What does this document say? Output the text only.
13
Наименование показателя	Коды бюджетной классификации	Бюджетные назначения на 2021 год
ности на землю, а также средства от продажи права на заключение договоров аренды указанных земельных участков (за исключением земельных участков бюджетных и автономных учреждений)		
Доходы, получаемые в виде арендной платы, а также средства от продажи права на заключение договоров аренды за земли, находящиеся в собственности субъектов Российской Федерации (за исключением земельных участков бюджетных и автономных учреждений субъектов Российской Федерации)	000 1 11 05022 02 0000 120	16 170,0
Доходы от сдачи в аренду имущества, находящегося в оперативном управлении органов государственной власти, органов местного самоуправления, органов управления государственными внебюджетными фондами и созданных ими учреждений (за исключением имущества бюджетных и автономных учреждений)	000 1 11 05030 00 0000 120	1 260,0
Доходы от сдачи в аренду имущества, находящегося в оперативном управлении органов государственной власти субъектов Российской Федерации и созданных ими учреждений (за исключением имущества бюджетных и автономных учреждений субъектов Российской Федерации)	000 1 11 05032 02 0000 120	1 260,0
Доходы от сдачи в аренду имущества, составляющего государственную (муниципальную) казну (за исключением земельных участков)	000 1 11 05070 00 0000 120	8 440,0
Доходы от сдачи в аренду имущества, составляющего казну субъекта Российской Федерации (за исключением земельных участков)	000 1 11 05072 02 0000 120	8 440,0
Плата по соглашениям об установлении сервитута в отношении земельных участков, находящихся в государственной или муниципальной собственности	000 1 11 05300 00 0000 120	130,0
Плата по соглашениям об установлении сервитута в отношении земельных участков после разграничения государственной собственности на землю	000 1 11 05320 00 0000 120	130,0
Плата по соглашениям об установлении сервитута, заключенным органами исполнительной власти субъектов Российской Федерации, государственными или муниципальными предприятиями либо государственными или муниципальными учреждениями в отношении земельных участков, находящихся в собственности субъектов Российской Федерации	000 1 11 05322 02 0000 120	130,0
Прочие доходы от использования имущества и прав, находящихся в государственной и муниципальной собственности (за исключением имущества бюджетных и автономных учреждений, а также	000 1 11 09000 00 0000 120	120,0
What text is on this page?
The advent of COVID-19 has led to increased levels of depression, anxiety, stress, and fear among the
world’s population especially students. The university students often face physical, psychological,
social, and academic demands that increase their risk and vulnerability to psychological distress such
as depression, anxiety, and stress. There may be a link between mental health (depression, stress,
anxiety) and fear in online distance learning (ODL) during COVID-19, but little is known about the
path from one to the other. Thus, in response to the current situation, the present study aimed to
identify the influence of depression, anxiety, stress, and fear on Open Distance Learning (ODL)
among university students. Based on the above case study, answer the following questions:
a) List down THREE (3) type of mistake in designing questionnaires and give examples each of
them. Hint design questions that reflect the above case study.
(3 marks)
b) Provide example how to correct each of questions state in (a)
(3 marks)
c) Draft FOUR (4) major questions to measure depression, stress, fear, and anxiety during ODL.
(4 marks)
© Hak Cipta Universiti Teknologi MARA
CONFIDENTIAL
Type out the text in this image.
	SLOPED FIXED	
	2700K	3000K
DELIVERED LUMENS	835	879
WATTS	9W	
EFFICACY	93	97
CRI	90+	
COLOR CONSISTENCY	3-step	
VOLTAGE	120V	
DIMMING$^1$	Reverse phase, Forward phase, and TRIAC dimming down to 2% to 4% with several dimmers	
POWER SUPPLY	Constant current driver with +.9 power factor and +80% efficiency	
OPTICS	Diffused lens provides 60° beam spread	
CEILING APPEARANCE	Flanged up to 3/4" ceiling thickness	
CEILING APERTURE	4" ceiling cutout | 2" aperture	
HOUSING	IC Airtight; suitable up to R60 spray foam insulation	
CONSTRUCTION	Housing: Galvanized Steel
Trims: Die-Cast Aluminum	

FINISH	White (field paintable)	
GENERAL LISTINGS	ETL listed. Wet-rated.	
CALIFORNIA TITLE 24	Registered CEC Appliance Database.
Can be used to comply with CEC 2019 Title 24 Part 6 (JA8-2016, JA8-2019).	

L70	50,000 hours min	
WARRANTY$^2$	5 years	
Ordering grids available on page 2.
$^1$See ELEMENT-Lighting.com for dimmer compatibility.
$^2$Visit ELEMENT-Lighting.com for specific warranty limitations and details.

===

** Prompt **
Copy out the whole listing, exactly as written.

** Written solution **
What does this document say? Output the text only.
13
Наименование показателя	Коды бюджетной классификации	Бюджетные назначения на 2021 год
ности на землю, а также средства от продажи права на заключение договоров аренды указанных земельных участков (за исключением земельных участков бюджетных и автономных учреждений)		
Доходы, получаемые в виде арендной платы, а также средства от продажи права на заключение договоров аренды за земли, находящиеся в собственности субъектов Российской Федерации (за исключением земельных участков бюджетных и автономных учреждений субъектов Российской Федерации)	000 1 11 05022 02 0000 120	16 170,0
Доходы от сдачи в аренду имущества, находящегося в оперативном управлении органов государственной власти, органов местного самоуправления, органов управления государственными внебюджетными фондами и созданных ими учреждений (за исключением имущества бюджетных и автономных учреждений)	000 1 11 05030 00 0000 120	1 260,0
Доходы от сдачи в аренду имущества, находящегося в оперативном управлении органов государственной власти субъектов Российской Федерации и созданных ими учреждений (за исключением имущества бюджетных и автономных учреждений субъектов Российской Федерации)	000 1 11 05032 02 0000 120	1 260,0
Доходы от сдачи в аренду имущества, составляющего государственную (муниципальную) казну (за исключением земельных участков)	000 1 11 05070 00 0000 120	8 440,0
Доходы от сдачи в аренду имущества, составляющего казну субъекта Российской Федерации (за исключением земельных участков)	000 1 11 05072 02 0000 120	8 440,0
Плата по соглашениям об установлении сервитута в отношении земельных участков, находящихся в государственной или муниципальной собственности	000 1 11 05300 00 0000 120	130,0
Плата по соглашениям об установлении сервитута в отношении земельных участков после разграничения государственной собственности на землю	000 1 11 05320 00 0000 120	130,0
Плата по соглашениям об установлении сервитута, заключенным органами исполнительной власти субъектов Российской Федерации, государственными или муниципальными предприятиями либо государственными или муниципальными учреждениями в отношении земельных участков, находящихся в собственности субъектов Российской Федерации	000 1 11 05322 02 0000 120	130,0
Прочие доходы от использования имущества и прав, находящихся в государственной и муниципальной собственности (за исключением имущества бюджетных и автономных учреждений, а также	000 1 11 09000 00 0000 120	120,0
What text is on this page?
The advent of COVID-19 has led to increased levels of depression, anxiety, stress, and fear among the
world’s population especially students. The university students often face physical, psychological,
social, and academic demands that increase their risk and vulnerability to psychological distress such
as depression, anxiety, and stress. There may be a link between mental health (depression, stress,
anxiety) and fear in online distance learning (ODL) during COVID-19, but little is known about the
path from one to the other. Thus, in response to the current situation, the present study aimed to
identify the influence of depression, anxiety, stress, and fear on Open Distance Learning (ODL)
among university students. Based on the above case study, answer the following questions:
a) List down THREE (3) type of mistake in designing questionnaires and give examples each of
them. Hint design questions that reflect the above case study.
(3 marks)
b) Provide example how to correct each of questions state in (a)
(3 marks)
c) Draft FOUR (4) major questions to measure depression, stress, fear, and anxiety during ODL.
(4 marks)
© Hak Cipta Universiti Teknologi MARA
CONFIDENTIAL
Type out the text in this image.
	SLOPED FIXED	
	2700K	3000K
DELIVERED LUMENS	835	879
WATTS	9W	
EFFICACY	93	97
CRI	90+	
COLOR CONSISTENCY	3-step	
VOLTAGE	120V	
DIMMING$^1$	Reverse phase, Forward phase, and TRIAC dimming down to 2% to 4% with several dimmers	
POWER SUPPLY	Constant current driver with +.9 power factor and +80% efficiency	
OPTICS	Diffused lens provides 60° beam spread	
CEILING APPEARANCE	Flanged up to 3/4" ceiling thickness	
CEILING APERTURE	4" ceiling cutout | 2" aperture	
HOUSING	IC Airtight; suitable up to R60 spray foam insulation	
CONSTRUCTION	Housing: Galvanized Steel
Trims: Die-Cast Aluminum	

FINISH	White (field paintable)	
GENERAL LISTINGS	ETL listed. Wet-rated.	
CALIFORNIA TITLE 24	Registered CEC Appliance Database.
Can be used to comply with CEC 2019 Title 24 Part 6 (JA8-2016, JA8-2019).	

L70	50,000 hours min	
WARRANTY$^2$	5 years	
Ordering grids available on page 2.
$^1$See ELEMENT-Lighting.com for dimmer compatibility.
$^2$Visit ELEMENT-Lighting.com for specific warranty limitations and details.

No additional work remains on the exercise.